▶

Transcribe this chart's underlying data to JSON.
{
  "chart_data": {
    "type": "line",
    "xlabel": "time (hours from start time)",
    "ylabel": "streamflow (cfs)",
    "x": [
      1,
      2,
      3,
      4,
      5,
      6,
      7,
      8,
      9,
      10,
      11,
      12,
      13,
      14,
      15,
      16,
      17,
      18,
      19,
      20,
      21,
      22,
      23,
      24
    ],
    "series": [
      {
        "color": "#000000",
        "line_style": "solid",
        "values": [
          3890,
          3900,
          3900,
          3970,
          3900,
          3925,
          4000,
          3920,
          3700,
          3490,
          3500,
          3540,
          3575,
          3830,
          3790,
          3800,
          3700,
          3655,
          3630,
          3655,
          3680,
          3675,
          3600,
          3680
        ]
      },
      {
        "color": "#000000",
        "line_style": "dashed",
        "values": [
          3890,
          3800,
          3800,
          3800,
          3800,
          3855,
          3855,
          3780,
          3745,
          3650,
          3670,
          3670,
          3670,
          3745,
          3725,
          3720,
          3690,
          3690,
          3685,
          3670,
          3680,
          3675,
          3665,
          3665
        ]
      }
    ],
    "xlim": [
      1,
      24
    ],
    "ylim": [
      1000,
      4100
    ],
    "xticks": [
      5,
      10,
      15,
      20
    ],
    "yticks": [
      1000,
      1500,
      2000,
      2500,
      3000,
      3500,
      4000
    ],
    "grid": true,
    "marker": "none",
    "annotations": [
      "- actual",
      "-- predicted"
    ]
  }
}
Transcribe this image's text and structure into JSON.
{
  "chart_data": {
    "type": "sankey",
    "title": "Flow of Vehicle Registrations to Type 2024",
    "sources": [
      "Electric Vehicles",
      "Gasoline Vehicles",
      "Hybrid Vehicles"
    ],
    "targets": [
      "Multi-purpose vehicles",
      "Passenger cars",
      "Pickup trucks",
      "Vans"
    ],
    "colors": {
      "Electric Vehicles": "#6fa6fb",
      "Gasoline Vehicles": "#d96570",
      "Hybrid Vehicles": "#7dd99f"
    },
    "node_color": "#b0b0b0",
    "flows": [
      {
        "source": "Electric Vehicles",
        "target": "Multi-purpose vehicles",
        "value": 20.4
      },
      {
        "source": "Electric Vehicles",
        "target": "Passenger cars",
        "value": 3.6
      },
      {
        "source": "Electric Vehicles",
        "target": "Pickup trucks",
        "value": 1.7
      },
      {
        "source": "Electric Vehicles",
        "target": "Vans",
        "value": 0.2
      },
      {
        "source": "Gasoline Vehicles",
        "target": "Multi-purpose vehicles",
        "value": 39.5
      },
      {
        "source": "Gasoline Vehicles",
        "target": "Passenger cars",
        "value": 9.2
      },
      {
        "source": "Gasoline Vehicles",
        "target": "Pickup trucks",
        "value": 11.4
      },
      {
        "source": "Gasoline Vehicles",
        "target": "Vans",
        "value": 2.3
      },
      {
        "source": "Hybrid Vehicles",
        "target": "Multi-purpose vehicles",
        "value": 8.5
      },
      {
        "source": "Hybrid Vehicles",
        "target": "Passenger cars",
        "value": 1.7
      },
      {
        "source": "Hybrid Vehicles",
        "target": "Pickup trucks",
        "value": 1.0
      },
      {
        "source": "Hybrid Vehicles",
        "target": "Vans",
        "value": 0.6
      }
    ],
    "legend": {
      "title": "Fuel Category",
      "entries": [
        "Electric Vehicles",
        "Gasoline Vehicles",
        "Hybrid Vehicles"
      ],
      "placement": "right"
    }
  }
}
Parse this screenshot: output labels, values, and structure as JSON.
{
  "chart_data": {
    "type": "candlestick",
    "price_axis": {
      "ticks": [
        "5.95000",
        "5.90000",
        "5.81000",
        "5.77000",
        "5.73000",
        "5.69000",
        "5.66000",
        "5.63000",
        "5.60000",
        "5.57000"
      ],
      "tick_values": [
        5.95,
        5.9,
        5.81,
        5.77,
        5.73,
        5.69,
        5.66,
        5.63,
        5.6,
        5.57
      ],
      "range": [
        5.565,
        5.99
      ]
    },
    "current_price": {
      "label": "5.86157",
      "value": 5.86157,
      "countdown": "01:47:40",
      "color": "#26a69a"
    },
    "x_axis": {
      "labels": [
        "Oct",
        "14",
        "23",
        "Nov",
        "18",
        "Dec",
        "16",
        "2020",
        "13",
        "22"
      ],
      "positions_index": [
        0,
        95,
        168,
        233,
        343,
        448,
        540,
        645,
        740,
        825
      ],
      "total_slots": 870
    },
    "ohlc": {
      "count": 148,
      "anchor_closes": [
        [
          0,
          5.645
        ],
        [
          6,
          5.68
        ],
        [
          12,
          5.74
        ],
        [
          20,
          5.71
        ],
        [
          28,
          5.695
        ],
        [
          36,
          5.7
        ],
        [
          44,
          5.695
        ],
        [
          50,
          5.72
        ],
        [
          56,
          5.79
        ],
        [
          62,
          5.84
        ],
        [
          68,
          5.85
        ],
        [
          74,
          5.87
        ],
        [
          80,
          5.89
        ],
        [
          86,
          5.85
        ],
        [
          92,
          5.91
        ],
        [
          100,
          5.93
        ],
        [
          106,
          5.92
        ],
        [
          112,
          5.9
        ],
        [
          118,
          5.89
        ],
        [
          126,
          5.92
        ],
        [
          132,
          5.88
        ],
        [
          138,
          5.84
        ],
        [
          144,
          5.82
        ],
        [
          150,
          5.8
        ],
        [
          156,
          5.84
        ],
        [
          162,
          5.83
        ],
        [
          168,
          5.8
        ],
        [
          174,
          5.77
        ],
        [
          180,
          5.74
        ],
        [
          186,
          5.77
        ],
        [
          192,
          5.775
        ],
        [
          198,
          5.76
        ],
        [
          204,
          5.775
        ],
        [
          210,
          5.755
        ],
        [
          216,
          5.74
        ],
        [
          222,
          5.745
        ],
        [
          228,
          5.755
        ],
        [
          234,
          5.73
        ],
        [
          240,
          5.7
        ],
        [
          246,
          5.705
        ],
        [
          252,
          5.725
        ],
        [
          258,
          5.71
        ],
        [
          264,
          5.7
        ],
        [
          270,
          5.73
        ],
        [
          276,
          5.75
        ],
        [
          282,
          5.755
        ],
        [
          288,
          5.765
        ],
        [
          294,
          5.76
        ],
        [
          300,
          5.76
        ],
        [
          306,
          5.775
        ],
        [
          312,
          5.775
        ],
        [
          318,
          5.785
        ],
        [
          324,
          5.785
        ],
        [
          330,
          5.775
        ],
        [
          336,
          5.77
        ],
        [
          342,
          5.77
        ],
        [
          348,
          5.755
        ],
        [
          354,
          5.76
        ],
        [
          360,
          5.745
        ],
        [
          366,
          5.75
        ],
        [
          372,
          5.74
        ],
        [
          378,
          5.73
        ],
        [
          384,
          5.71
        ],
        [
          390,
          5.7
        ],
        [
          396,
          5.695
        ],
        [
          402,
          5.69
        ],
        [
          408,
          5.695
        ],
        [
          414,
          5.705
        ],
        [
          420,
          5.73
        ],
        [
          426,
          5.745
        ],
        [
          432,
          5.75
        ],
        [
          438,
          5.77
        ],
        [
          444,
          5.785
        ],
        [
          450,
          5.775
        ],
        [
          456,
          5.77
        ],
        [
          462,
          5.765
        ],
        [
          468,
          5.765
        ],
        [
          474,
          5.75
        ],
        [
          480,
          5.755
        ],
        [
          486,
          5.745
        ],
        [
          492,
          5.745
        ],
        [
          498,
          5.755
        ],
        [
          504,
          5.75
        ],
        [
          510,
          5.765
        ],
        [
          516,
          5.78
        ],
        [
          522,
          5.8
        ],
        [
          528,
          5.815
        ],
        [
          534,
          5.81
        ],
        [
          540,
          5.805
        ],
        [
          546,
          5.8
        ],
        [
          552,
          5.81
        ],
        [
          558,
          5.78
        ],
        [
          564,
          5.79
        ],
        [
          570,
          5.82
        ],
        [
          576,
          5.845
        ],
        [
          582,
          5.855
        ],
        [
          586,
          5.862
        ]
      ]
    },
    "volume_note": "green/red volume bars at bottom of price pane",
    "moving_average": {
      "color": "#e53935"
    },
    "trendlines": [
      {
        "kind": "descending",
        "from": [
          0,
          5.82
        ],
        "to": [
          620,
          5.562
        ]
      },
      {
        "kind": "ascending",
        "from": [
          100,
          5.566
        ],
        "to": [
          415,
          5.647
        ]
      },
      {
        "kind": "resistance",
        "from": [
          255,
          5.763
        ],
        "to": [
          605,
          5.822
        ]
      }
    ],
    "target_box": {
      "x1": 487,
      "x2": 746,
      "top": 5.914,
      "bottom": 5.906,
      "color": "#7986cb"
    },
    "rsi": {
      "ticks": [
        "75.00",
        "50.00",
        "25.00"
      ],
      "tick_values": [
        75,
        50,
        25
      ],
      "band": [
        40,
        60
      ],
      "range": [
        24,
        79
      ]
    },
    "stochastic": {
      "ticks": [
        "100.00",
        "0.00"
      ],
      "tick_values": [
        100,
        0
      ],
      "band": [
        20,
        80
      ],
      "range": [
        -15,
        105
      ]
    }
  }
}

◀

Problem requirements:
Copy out all lines above that include the string "JSON".

Worked solution:
Transcribe this chart's underlying data to JSON.
Transcribe this image's text and structure into JSON.
Parse this screenshot: output labels, values, and structure as JSON.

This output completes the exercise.